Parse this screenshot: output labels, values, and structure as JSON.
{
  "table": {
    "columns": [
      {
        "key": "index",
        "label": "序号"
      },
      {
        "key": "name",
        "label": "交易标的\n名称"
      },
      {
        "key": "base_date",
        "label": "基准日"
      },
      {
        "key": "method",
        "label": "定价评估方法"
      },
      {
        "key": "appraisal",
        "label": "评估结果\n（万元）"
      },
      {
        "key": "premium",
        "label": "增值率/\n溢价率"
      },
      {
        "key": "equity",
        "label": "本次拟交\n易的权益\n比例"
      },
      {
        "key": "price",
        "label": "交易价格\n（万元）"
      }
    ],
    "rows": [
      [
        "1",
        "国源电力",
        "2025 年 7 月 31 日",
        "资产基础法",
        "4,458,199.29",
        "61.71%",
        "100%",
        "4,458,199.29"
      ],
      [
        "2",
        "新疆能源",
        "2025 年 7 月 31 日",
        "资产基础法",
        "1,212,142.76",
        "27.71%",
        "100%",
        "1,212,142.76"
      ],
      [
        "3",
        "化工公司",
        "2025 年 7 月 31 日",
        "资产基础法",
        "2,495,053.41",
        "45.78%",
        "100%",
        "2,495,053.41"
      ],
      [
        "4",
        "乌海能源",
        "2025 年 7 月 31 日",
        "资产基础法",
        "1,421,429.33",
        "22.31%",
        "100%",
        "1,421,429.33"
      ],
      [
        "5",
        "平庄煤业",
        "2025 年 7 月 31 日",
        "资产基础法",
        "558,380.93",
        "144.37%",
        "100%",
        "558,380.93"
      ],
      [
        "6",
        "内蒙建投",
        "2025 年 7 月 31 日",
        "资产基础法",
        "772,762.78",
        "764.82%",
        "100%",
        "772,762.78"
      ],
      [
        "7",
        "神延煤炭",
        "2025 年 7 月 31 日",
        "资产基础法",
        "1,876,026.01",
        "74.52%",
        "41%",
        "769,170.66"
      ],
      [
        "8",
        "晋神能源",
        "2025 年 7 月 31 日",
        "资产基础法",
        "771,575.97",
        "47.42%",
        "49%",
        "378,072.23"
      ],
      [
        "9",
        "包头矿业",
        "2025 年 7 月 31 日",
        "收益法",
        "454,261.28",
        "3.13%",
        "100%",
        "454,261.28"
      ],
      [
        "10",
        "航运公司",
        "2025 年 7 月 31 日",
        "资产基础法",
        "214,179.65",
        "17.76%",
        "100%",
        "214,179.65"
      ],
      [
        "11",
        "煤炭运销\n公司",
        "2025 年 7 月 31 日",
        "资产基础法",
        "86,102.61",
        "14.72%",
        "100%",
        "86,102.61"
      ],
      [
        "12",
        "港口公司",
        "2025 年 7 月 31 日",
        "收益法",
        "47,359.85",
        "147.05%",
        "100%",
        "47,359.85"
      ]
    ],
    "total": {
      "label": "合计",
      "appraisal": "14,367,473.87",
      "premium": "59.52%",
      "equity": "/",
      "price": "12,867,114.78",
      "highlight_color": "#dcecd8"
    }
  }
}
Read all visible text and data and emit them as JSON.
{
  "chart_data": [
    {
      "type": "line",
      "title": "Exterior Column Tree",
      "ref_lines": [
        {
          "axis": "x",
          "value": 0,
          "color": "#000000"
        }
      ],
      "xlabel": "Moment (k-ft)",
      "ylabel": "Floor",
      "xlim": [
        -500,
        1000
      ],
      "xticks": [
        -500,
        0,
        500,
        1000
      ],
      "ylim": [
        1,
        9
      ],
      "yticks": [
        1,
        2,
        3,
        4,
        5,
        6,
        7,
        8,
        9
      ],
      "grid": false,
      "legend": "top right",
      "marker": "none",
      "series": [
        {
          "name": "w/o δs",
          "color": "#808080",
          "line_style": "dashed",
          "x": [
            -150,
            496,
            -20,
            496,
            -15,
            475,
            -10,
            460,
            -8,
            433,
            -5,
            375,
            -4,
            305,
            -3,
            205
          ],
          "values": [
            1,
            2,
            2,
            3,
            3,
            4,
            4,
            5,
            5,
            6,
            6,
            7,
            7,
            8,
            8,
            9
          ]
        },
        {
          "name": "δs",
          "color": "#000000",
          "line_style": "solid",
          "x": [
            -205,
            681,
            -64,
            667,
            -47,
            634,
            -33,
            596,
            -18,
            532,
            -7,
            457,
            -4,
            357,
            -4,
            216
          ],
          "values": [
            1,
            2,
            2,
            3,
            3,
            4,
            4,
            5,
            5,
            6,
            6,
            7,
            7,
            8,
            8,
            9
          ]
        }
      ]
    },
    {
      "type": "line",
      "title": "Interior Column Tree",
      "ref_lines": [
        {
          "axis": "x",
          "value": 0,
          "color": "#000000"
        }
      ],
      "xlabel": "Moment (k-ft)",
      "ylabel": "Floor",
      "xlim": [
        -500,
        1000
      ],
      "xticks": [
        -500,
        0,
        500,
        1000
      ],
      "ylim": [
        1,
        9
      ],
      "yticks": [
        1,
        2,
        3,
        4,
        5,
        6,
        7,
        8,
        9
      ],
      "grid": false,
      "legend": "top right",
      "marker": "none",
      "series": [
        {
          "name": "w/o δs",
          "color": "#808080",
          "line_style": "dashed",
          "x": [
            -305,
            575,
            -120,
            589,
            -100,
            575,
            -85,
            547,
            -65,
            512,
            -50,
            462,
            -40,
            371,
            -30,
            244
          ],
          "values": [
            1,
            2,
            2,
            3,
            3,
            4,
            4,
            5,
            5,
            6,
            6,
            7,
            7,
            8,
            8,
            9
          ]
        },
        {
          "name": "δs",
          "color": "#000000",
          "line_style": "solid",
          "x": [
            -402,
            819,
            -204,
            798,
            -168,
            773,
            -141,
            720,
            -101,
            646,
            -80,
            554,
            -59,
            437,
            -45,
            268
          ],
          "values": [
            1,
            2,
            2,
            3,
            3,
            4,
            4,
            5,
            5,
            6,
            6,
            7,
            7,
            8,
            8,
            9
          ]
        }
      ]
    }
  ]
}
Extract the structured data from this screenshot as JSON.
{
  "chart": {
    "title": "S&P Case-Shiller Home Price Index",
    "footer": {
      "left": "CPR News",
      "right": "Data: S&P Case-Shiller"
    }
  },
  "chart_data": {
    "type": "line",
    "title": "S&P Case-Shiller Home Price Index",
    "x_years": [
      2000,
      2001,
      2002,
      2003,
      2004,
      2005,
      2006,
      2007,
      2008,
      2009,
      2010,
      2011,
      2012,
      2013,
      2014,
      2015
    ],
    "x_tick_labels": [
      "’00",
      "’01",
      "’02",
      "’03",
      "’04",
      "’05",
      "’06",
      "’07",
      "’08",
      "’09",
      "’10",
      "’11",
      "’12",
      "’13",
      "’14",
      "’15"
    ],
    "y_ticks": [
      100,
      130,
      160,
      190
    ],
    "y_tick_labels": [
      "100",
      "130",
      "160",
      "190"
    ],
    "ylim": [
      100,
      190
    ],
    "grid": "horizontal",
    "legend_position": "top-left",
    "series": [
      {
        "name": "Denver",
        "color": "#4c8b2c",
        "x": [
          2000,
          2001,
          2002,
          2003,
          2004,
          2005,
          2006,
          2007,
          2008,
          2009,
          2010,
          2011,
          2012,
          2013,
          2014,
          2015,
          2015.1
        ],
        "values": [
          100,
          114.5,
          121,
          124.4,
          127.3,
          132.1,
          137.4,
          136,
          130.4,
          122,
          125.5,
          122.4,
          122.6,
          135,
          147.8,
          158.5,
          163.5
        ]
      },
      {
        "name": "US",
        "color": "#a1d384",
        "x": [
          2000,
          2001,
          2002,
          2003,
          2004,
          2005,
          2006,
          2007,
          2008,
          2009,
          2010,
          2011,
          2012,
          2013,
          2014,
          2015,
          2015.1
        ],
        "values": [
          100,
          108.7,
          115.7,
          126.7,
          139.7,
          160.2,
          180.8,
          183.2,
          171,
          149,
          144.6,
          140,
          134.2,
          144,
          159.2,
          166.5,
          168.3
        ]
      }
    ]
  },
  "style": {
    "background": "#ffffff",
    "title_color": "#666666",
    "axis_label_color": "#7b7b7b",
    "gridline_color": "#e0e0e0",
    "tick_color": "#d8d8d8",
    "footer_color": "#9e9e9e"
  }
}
════════════════
*EXERCISE GOAL*.
Wherever a line in the data above holds "JSON", copy that line.

*FULL ANSWER*.
Parse this screenshot: output labels, values, and structure as JSON.
Read all visible text and data and emit them as JSON.
Extract the structured data from this screenshot as JSON.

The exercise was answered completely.